**** Texto de leitura ****

A Polícia Civil de São Paulo indiciou o tenente-coronel da PM, Geraldo Leite Rosa Neto, por feminicídio e fraude processual no caso da morte de sua companheira, a soldado Gisele Alves Santana. A informação foi confirmada pelo advogado da família da vítima, José Miguel Silva Junior, em entrevista à Agência Brasil.
Circunstâncias do Caso
Gisele foi encontrada com um tiro na cabeça no apartamento em que morava com o tenente-coronel, no dia 18 de fevereiro. Inicialmente, o caso foi reportado por Geraldo como suicídio; entretanto, o registro foi alterado para morte suspeita após a contestação da família da vítima.
Evidências e Laudos
Laudos do Instituto Médico Legal (IML) revelaram lesões contundentes na face e na região cervical de Gisele, compatíveis com pressão digital e escoriações causadas por unhas. O advogado da família argumenta que essas marcas, juntamente com outras provas, indicam feminicídio.

**** Trechos de dados ****

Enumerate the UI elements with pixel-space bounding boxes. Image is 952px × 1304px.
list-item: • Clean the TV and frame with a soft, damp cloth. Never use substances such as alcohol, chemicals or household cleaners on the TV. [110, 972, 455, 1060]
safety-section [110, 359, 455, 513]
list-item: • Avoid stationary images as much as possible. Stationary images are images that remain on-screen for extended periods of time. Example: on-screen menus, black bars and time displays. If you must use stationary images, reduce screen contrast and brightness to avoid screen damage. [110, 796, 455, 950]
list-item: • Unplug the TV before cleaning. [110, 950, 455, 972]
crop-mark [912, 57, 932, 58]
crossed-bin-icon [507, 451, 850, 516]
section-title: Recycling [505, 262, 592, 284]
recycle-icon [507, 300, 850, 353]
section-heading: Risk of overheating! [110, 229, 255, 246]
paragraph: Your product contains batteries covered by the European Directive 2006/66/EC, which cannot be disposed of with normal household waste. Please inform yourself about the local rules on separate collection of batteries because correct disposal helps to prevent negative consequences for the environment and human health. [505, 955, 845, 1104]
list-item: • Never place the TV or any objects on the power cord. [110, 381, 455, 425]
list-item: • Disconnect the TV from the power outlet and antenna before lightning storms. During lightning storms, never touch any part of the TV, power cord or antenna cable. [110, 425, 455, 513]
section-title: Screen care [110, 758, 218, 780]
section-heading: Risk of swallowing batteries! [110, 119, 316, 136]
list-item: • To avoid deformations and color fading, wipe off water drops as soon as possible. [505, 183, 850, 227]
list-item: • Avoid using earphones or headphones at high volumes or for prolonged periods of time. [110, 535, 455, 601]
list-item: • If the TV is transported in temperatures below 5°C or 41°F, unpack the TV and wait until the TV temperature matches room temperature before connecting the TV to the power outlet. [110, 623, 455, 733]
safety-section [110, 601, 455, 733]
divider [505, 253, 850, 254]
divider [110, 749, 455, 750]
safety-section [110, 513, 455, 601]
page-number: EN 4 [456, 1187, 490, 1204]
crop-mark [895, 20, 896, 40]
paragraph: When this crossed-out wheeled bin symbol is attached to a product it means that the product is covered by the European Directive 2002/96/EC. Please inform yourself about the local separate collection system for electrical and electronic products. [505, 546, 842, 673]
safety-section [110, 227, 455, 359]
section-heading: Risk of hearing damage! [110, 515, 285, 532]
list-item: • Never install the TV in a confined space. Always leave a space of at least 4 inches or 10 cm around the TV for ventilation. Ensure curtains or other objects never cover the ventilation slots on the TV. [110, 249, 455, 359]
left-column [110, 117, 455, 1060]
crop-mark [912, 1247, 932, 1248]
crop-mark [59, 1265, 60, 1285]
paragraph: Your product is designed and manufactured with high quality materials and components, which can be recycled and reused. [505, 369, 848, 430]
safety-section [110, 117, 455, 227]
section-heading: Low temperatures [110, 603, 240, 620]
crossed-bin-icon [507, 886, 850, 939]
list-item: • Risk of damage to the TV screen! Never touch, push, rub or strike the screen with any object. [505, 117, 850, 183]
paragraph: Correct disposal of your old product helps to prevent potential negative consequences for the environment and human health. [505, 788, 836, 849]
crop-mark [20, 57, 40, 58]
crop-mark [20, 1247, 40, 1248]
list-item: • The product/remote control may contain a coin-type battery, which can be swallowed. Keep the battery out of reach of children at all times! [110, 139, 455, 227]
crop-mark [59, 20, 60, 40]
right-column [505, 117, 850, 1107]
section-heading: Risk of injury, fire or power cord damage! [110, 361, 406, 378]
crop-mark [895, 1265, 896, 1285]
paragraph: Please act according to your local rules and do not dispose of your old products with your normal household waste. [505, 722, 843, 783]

****

Item da tarefa 1 -
Reescreva em forma de lista o parágrafo do texto de leitura iniciado por "Laudos do Instituto Médico Legal", preservando seus fatos principais.
Item da tarefa 2 -
Retome a notícia sobre a morte da soldado Gisele Alves Santana e dê continuidade a ela a partir da última frase apresentada.
As linhas constituem material à parte, independente do texto de leitura.

Resposta escrita 1 -
- Os laudos do IML apontaram lesões contundentes na face e na região cervical de Gisele.
- As lesões são compatíveis com pressão digital e com escoriações causadas por unhas.
- Para o advogado da família, essas marcas e outras provas indicam feminicídio.

Resposta escrita 2 -
Testemunhas e Provas Adicionais
Uma vizinha testemunhou ter ouvido um disparo às 7h28, mas a polícia só foi acionada por Geraldo às 7h57, um intervalo que levantou suspeitas. Além disso, uma imagem da vítima com a arma na mão levantou dúvidas sobre a alegação de suicídio. Três mulheres policiais foram vistas limpando o local horas após o ocorrido, conforme depoimentos.
Posição da Defesa
A defesa do tenente-coronel não confirmou o indiciamento. A Agência Brasil contatou a Secretaria de Segurança Pública e o Ministério Público para mais informações e aguarda retorno.